==== RECORDS SHOWN

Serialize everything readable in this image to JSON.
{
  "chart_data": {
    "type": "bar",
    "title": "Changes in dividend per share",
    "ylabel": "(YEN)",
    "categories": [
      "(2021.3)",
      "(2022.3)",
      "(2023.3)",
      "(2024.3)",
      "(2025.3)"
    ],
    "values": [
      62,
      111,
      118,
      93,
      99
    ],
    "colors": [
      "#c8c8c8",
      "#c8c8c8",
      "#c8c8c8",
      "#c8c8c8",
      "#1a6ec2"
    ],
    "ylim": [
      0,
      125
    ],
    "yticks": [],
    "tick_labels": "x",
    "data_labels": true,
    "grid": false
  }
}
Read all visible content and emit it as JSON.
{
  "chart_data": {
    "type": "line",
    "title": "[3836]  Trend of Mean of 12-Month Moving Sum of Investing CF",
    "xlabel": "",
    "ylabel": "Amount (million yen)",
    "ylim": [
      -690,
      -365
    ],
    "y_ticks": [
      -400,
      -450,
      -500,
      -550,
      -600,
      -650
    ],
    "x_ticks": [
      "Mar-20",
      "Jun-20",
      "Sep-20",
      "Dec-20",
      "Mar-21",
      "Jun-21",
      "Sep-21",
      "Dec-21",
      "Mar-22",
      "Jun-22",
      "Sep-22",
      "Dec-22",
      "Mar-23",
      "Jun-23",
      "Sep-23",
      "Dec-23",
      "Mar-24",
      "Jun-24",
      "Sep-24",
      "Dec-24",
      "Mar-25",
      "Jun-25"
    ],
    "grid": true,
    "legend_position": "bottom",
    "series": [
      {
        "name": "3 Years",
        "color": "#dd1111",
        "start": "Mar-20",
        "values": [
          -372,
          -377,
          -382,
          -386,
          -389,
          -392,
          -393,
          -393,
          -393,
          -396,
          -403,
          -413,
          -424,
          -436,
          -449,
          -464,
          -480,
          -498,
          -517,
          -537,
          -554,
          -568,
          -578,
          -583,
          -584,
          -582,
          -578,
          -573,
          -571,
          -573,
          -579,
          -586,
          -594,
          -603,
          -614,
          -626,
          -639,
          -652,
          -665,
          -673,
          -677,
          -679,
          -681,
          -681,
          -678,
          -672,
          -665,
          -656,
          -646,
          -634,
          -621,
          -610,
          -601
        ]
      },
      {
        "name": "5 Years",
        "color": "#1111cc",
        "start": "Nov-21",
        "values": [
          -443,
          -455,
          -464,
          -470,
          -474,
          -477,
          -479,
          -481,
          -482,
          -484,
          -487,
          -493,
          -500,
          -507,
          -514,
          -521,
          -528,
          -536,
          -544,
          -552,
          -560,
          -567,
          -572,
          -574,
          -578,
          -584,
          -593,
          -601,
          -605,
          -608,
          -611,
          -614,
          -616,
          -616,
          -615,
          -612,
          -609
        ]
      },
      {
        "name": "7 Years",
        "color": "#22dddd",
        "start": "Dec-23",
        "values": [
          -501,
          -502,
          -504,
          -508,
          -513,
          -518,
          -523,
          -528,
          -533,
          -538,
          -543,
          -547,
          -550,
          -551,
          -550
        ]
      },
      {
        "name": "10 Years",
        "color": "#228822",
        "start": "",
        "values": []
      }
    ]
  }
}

========

## SET PROBLEM
Repeat the entries exactly, all of them.

## REPLY
Serialize everything readable in this image to JSON.
{
  "chart_data": {
    "type": "bar",
    "title": "Changes in dividend per share",
    "ylabel": "(YEN)",
    "categories": [
      "(2021.3)",
      "(2022.3)",
      "(2023.3)",
      "(2024.3)",
      "(2025.3)"
    ],
    "values": [
      62,
      111,
      118,
      93,
      99
    ],
    "colors": [
      "#c8c8c8",
      "#c8c8c8",
      "#c8c8c8",
      "#c8c8c8",
      "#1a6ec2"
    ],
    "ylim": [
      0,
      125
    ],
    "yticks": [],
    "tick_labels": "x",
    "data_labels": true,
    "grid": false
  }
}
Read all visible content and emit it as JSON.
{
  "chart_data": {
    "type": "line",
    "title": "[3836]  Trend of Mean of 12-Month Moving Sum of Investing CF",
    "xlabel": "",
    "ylabel": "Amount (million yen)",
    "ylim": [
      -690,
      -365
    ],
    "y_ticks": [
      -400,
      -450,
      -500,
      -550,
      -600,
      -650
    ],
    "x_ticks": [
      "Mar-20",
      "Jun-20",
      "Sep-20",
      "Dec-20",
      "Mar-21",
      "Jun-21",
      "Sep-21",
      "Dec-21",
      "Mar-22",
      "Jun-22",
      "Sep-22",
      "Dec-22",
      "Mar-23",
      "Jun-23",
      "Sep-23",
      "Dec-23",
      "Mar-24",
      "Jun-24",
      "Sep-24",
      "Dec-24",
      "Mar-25",
      "Jun-25"
    ],
    "grid": true,
    "legend_position": "bottom",
    "series": [
      {
        "name": "3 Years",
        "color": "#dd1111",
        "start": "Mar-20",
        "values": [
          -372,
          -377,
          -382,
          -386,
          -389,
          -392,
          -393,
          -393,
          -393,
          -396,
          -403,
          -413,
          -424,
          -436,
          -449,
          -464,
          -480,
          -498,
          -517,
          -537,
          -554,
          -568,
          -578,
          -583,
          -584,
          -582,
          -578,
          -573,
          -571,
          -573,
          -579,
          -586,
          -594,
          -603,
          -614,
          -626,
          -639,
          -652,
          -665,
          -673,
          -677,
          -679,
          -681,
          -681,
          -678,
          -672,
          -665,
          -656,
          -646,
          -634,
          -621,
          -610,
          -601
        ]
      },
      {
        "name": "5 Years",
        "color": "#1111cc",
        "start": "Nov-21",
        "values": [
          -443,
          -455,
          -464,
          -470,
          -474,
          -477,
          -479,
          -481,
          -482,
          -484,
          -487,
          -493,
          -500,
          -507,
          -514,
          -521,
          -528,
          -536,
          -544,
          -552,
          -560,
          -567,
          -572,
          -574,
          -578,
          -584,
          -593,
          -601,
          -605,
          -608,
          -611,
          -614,
          -616,
          -616,
          -615,
          -612,
          -609
        ]
      },
      {
        "name": "7 Years",
        "color": "#22dddd",
        "start": "Dec-23",
        "values": [
          -501,
          -502,
          -504,
          -508,
          -513,
          -518,
          -523,
          -528,
          -533,
          -538,
          -543,
          -547,
          -550,
          -551,
          -550
        ]
      },
      {
        "name": "10 Years",
        "color": "#228822",
        "start": "",
        "values": []
      }
    ]
  }
}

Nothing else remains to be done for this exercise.